(Raw records)
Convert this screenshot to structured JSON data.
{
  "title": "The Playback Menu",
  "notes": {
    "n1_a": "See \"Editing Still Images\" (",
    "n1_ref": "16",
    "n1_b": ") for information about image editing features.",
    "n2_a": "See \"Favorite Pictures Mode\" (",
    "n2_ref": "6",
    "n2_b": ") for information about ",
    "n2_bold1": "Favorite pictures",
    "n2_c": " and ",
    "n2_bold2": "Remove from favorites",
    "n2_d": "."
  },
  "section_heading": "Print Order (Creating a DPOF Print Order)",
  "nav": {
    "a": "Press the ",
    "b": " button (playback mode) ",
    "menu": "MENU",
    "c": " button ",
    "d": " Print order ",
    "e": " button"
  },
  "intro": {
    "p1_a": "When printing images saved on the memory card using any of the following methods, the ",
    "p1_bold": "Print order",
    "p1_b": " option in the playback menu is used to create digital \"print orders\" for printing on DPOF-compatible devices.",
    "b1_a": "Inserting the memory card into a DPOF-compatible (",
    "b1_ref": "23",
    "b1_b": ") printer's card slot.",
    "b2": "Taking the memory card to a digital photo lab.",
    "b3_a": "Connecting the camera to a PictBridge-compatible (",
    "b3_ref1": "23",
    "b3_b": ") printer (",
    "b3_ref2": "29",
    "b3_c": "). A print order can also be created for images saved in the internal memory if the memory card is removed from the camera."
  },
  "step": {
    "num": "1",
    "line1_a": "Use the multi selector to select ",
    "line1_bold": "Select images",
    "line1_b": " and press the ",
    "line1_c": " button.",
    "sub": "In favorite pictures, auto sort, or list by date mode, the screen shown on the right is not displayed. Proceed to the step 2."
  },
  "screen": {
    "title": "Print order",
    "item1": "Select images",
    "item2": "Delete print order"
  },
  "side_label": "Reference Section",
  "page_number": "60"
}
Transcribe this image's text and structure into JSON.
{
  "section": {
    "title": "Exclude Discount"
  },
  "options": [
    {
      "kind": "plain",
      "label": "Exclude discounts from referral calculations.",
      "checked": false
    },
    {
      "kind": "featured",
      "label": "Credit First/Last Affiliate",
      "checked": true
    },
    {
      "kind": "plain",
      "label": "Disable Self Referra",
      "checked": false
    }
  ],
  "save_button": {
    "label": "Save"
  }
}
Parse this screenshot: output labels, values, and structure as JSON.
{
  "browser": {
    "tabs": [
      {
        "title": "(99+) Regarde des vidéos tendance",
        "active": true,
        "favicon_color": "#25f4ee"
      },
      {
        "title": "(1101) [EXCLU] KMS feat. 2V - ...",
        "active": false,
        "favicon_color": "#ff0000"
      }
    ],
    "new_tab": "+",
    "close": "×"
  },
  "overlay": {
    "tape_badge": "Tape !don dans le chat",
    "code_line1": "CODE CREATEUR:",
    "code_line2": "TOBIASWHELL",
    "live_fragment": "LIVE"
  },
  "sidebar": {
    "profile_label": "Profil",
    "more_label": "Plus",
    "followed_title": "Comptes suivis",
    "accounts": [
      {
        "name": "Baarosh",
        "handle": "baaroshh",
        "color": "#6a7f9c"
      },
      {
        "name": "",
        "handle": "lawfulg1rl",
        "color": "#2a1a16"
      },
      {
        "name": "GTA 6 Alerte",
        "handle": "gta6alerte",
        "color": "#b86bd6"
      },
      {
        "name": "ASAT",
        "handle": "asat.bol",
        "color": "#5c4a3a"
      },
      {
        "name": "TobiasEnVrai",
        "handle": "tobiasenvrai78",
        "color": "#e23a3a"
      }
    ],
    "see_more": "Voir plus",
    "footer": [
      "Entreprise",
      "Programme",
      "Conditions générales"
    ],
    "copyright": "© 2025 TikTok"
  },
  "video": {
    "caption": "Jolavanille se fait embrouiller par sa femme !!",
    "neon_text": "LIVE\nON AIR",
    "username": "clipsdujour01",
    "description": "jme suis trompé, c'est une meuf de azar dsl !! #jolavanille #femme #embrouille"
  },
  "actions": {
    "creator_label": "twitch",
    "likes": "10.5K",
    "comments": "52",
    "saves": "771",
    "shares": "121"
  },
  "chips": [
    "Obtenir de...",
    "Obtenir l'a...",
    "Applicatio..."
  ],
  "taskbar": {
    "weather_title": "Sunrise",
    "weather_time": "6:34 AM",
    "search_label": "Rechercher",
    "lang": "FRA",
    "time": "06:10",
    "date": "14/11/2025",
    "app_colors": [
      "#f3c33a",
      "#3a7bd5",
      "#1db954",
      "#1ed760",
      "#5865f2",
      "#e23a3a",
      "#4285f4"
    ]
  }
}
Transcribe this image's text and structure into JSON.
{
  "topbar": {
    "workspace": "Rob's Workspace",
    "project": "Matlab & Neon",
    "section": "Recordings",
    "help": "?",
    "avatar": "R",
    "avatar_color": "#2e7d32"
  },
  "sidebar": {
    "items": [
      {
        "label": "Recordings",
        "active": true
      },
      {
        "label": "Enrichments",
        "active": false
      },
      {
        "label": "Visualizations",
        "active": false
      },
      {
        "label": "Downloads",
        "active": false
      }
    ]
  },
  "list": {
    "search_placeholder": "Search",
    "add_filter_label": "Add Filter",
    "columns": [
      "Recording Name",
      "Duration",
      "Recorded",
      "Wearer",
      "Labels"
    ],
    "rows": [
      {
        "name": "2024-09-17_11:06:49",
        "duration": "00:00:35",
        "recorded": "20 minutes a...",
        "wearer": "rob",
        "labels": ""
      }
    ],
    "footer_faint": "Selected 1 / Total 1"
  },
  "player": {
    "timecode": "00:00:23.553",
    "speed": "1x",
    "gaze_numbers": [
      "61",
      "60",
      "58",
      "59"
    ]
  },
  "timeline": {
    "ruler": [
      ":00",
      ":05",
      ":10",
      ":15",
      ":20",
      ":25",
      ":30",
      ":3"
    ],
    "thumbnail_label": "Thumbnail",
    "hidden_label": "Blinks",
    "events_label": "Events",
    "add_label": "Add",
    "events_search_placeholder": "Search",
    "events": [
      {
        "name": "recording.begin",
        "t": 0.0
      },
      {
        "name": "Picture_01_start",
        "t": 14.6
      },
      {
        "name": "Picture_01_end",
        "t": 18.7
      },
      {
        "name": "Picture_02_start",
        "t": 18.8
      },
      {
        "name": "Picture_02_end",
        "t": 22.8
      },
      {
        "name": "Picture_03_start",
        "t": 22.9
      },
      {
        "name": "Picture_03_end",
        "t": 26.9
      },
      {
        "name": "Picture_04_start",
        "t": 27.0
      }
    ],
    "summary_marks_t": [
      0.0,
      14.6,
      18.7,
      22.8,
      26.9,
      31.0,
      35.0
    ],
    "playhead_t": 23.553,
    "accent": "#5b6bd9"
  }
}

◆ Problem requirements: Extract the complete set of records unchanged.

◆ Answer in full:
Convert this screenshot to structured JSON data.
{
  "title": "The Playback Menu",
  "notes": {
    "n1_a": "See \"Editing Still Images\" (",
    "n1_ref": "16",
    "n1_b": ") for information about image editing features.",
    "n2_a": "See \"Favorite Pictures Mode\" (",
    "n2_ref": "6",
    "n2_b": ") for information about ",
    "n2_bold1": "Favorite pictures",
    "n2_c": " and ",
    "n2_bold2": "Remove from favorites",
    "n2_d": "."
  },
  "section_heading": "Print Order (Creating a DPOF Print Order)",
  "nav": {
    "a": "Press the ",
    "b": " button (playback mode) ",
    "menu": "MENU",
    "c": " button ",
    "d": " Print order ",
    "e": " button"
  },
  "intro": {
    "p1_a": "When printing images saved on the memory card using any of the following methods, the ",
    "p1_bold": "Print order",
    "p1_b": " option in the playback menu is used to create digital \"print orders\" for printing on DPOF-compatible devices.",
    "b1_a": "Inserting the memory card into a DPOF-compatible (",
    "b1_ref": "23",
    "b1_b": ") printer's card slot.",
    "b2": "Taking the memory card to a digital photo lab.",
    "b3_a": "Connecting the camera to a PictBridge-compatible (",
    "b3_ref1": "23",
    "b3_b": ") printer (",
    "b3_ref2": "29",
    "b3_c": "). A print order can also be created for images saved in the internal memory if the memory card is removed from the camera."
  },
  "step": {
    "num": "1",
    "line1_a": "Use the multi selector to select ",
    "line1_bold": "Select images",
    "line1_b": " and press the ",
    "line1_c": " button.",
    "sub": "In favorite pictures, auto sort, or list by date mode, the screen shown on the right is not displayed. Proceed to the step 2."
  },
  "screen": {
    "title": "Print order",
    "item1": "Select images",
    "item2": "Delete print order"
  },
  "side_label": "Reference Section",
  "page_number": "60"
}
Transcribe this image's text and structure into JSON.
{
  "section": {
    "title": "Exclude Discount"
  },
  "options": [
    {
      "kind": "plain",
      "label": "Exclude discounts from referral calculations.",
      "checked": false
    },
    {
      "kind": "featured",
      "label": "Credit First/Last Affiliate",
      "checked": true
    },
    {
      "kind": "plain",
      "label": "Disable Self Referra",
      "checked": false
    }
  ],
  "save_button": {
    "label": "Save"
  }
}
Parse this screenshot: output labels, values, and structure as JSON.
{
  "browser": {
    "tabs": [
      {
        "title": "(99+) Regarde des vidéos tendance",
        "active": true,
        "favicon_color": "#25f4ee"
      },
      {
        "title": "(1101) [EXCLU] KMS feat. 2V - ...",
        "active": false,
        "favicon_color": "#ff0000"
      }
    ],
    "new_tab": "+",
    "close": "×"
  },
  "overlay": {
    "tape_badge": "Tape !don dans le chat",
    "code_line1": "CODE CREATEUR:",
    "code_line2": "TOBIASWHELL",
    "live_fragment": "LIVE"
  },
  "sidebar": {
    "profile_label": "Profil",
    "more_label": "Plus",
    "followed_title": "Comptes suivis",
    "accounts": [
      {
        "name": "Baarosh",
        "handle": "baaroshh",
        "color": "#6a7f9c"
      },
      {
        "name": "",
        "handle": "lawfulg1rl",
        "color": "#2a1a16"
      },
      {
        "name": "GTA 6 Alerte",
        "handle": "gta6alerte",
        "color": "#b86bd6"
      },
      {
        "name": "ASAT",
        "handle": "asat.bol",
        "color": "#5c4a3a"
      },
      {
        "name": "TobiasEnVrai",
        "handle": "tobiasenvrai78",
        "color": "#e23a3a"
      }
    ],
    "see_more": "Voir plus",
    "footer": [
      "Entreprise",
      "Programme",
      "Conditions générales"
    ],
    "copyright": "© 2025 TikTok"
  },
  "video": {
    "caption": "Jolavanille se fait embrouiller par sa femme !!",
    "neon_text": "LIVE\nON AIR",
    "username": "clipsdujour01",
    "description": "jme suis trompé, c'est une meuf de azar dsl !! #jolavanille #femme #embrouille"
  },
  "actions": {
    "creator_label": "twitch",
    "likes": "10.5K",
    "comments": "52",
    "saves": "771",
    "shares": "121"
  },
  "chips": [
    "Obtenir de...",
    "Obtenir l'a...",
    "Applicatio..."
  ],
  "taskbar": {
    "weather_title": "Sunrise",
    "weather_time": "6:34 AM",
    "search_label": "Rechercher",
    "lang": "FRA",
    "time": "06:10",
    "date": "14/11/2025",
    "app_colors": [
      "#f3c33a",
      "#3a7bd5",
      "#1db954",
      "#1ed760",
      "#5865f2",
      "#e23a3a",
      "#4285f4"
    ]
  }
}
Transcribe this image's text and structure into JSON.
{
  "topbar": {
    "workspace": "Rob's Workspace",
    "project": "Matlab & Neon",
    "section": "Recordings",
    "help": "?",
    "avatar": "R",
    "avatar_color": "#2e7d32"
  },
  "sidebar": {
    "items": [
      {
        "label": "Recordings",
        "active": true
      },
      {
        "label": "Enrichments",
        "active": false
      },
      {
        "label": "Visualizations",
        "active": false
      },
      {
        "label": "Downloads",
        "active": false
      }
    ]
  },
  "list": {
    "search_placeholder": "Search",
    "add_filter_label": "Add Filter",
    "columns": [
      "Recording Name",
      "Duration",
      "Recorded",
      "Wearer",
      "Labels"
    ],
    "rows": [
      {
        "name": "2024-09-17_11:06:49",
        "duration": "00:00:35",
        "recorded": "20 minutes a...",
        "wearer": "rob",
        "labels": ""
      }
    ],
    "footer_faint": "Selected 1 / Total 1"
  },
  "player": {
    "timecode": "00:00:23.553",
    "speed": "1x",
    "gaze_numbers": [
      "61",
      "60",
      "58",
      "59"
    ]
  },
  "timeline": {
    "ruler": [
      ":00",
      ":05",
      ":10",
      ":15",
      ":20",
      ":25",
      ":30",
      ":3"
    ],
    "thumbnail_label": "Thumbnail",
    "hidden_label": "Blinks",
    "events_label": "Events",
    "add_label": "Add",
    "events_search_placeholder": "Search",
    "events": [
      {
        "name": "recording.begin",
        "t": 0.0
      },
      {
        "name": "Picture_01_start",
        "t": 14.6
      },
      {
        "name": "Picture_01_end",
        "t": 18.7
      },
      {
        "name": "Picture_02_start",
        "t": 18.8
      },
      {
        "name": "Picture_02_end",
        "t": 22.8
      },
      {
        "name": "Picture_03_start",
        "t": 22.9
      },
      {
        "name": "Picture_03_end",
        "t": 26.9
      },
      {
        "name": "Picture_04_start",
        "t": 27.0
      }
    ],
    "summary_marks_t": [
      0.0,
      14.6,
      18.7,
      22.8,
      26.9,
      31.0,
      35.0
    ],
    "playhead_t": 23.553,
    "accent": "#5b6bd9"
  }
}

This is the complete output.